== Input rows ==
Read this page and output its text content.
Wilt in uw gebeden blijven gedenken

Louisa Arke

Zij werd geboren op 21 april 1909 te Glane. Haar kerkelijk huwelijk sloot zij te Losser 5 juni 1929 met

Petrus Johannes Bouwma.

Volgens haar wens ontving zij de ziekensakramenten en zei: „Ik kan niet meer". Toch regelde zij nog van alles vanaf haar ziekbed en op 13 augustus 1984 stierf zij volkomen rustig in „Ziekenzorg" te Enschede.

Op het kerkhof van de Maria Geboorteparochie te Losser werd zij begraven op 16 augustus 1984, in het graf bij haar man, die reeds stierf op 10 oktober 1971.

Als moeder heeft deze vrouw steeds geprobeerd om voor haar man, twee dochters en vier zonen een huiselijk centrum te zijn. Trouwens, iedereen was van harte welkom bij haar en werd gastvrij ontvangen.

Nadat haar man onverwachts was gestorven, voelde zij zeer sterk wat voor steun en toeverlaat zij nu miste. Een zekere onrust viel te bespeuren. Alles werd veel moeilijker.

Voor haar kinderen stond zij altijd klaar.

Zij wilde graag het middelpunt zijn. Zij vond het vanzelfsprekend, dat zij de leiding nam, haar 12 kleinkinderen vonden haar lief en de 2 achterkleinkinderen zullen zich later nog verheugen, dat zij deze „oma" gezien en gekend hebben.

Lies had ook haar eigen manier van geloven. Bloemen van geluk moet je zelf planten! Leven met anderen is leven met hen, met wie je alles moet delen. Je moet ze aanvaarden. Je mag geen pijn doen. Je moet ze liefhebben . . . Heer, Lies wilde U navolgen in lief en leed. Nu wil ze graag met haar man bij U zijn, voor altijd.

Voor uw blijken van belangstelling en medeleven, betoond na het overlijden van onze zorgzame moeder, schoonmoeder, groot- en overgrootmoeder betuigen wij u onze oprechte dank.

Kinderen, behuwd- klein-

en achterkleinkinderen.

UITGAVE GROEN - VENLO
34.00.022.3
===
What to do:
Copy the entries above exactly, leaving none out.

Reply to the task:
Read this page and output its text content.
Wilt in uw gebeden blijven gedenken

Louisa Arke

Zij werd geboren op 21 april 1909 te Glane. Haar kerkelijk huwelijk sloot zij te Losser 5 juni 1929 met

Petrus Johannes Bouwma.

Volgens haar wens ontving zij de ziekensakramenten en zei: „Ik kan niet meer". Toch regelde zij nog van alles vanaf haar ziekbed en op 13 augustus 1984 stierf zij volkomen rustig in „Ziekenzorg" te Enschede.

Op het kerkhof van de Maria Geboorteparochie te Losser werd zij begraven op 16 augustus 1984, in het graf bij haar man, die reeds stierf op 10 oktober 1971.

Als moeder heeft deze vrouw steeds geprobeerd om voor haar man, twee dochters en vier zonen een huiselijk centrum te zijn. Trouwens, iedereen was van harte welkom bij haar en werd gastvrij ontvangen.

Nadat haar man onverwachts was gestorven, voelde zij zeer sterk wat voor steun en toeverlaat zij nu miste. Een zekere onrust viel te bespeuren. Alles werd veel moeilijker.

Voor haar kinderen stond zij altijd klaar.

Zij wilde graag het middelpunt zijn. Zij vond het vanzelfsprekend, dat zij de leiding nam, haar 12 kleinkinderen vonden haar lief en de 2 achterkleinkinderen zullen zich later nog verheugen, dat zij deze „oma" gezien en gekend hebben.

Lies had ook haar eigen manier van geloven. Bloemen van geluk moet je zelf planten! Leven met anderen is leven met hen, met wie je alles moet delen. Je moet ze aanvaarden. Je mag geen pijn doen. Je moet ze liefhebben . . . Heer, Lies wilde U navolgen in lief en leed. Nu wil ze graag met haar man bij U zijn, voor altijd.

Voor uw blijken van belangstelling en medeleven, betoond na het overlijden van onze zorgzame moeder, schoonmoeder, groot- en overgrootmoeder betuigen wij u onze oprechte dank.

Kinderen, behuwd- klein-

en achterkleinkinderen.

UITGAVE GROEN - VENLO
34.00.022.3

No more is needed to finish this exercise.